** begin **

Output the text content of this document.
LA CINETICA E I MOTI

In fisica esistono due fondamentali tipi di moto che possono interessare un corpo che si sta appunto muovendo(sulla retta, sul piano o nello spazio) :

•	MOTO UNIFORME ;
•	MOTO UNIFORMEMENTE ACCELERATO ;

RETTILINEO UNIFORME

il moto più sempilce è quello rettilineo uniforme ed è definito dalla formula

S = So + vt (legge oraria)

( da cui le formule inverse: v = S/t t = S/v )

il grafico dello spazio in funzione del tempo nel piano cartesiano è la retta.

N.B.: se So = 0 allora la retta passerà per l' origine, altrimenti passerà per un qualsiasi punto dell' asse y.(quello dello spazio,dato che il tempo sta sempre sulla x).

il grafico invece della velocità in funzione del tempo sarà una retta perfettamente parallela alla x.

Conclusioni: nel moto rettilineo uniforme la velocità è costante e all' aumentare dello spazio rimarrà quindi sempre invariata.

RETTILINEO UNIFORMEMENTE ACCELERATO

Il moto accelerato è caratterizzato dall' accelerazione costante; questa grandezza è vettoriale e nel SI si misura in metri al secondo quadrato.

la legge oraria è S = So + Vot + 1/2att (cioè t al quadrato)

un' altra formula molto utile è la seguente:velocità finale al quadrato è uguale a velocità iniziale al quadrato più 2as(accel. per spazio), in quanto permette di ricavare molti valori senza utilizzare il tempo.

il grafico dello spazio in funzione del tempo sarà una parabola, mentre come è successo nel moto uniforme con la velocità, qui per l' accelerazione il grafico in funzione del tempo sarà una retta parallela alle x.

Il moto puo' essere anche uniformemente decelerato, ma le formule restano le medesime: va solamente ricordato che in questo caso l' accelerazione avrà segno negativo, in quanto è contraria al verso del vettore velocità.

** end **

PROBLEM DETAILS
Each record must be repeated exactly as it is.

FULL OUTPUT
Output the text content of this document.
LA CINETICA E I MOTI

In fisica esistono due fondamentali tipi di moto che possono interessare un corpo che si sta appunto muovendo(sulla retta, sul piano o nello spazio) :

•	MOTO UNIFORME ;
•	MOTO UNIFORMEMENTE ACCELERATO ;

RETTILINEO UNIFORME

il moto più sempilce è quello rettilineo uniforme ed è definito dalla formula

S = So + vt (legge oraria)

( da cui le formule inverse: v = S/t t = S/v )

il grafico dello spazio in funzione del tempo nel piano cartesiano è la retta.

N.B.: se So = 0 allora la retta passerà per l' origine, altrimenti passerà per un qualsiasi punto dell' asse y.(quello dello spazio,dato che il tempo sta sempre sulla x).

il grafico invece della velocità in funzione del tempo sarà una retta perfettamente parallela alla x.

Conclusioni: nel moto rettilineo uniforme la velocità è costante e all' aumentare dello spazio rimarrà quindi sempre invariata.

RETTILINEO UNIFORMEMENTE ACCELERATO

Il moto accelerato è caratterizzato dall' accelerazione costante; questa grandezza è vettoriale e nel SI si misura in metri al secondo quadrato.

la legge oraria è S = So + Vot + 1/2att (cioè t al quadrato)

un' altra formula molto utile è la seguente:velocità finale al quadrato è uguale a velocità iniziale al quadrato più 2as(accel. per spazio), in quanto permette di ricavare molti valori senza utilizzare il tempo.

il grafico dello spazio in funzione del tempo sarà una parabola, mentre come è successo nel moto uniforme con la velocità, qui per l' accelerazione il grafico in funzione del tempo sarà una retta parallela alle x.

Il moto puo' essere anche uniformemente decelerato, ma le formule restano le medesime: va solamente ricordato che in questo caso l' accelerazione avrà segno negativo, in quanto è contraria al verso del vettore velocità.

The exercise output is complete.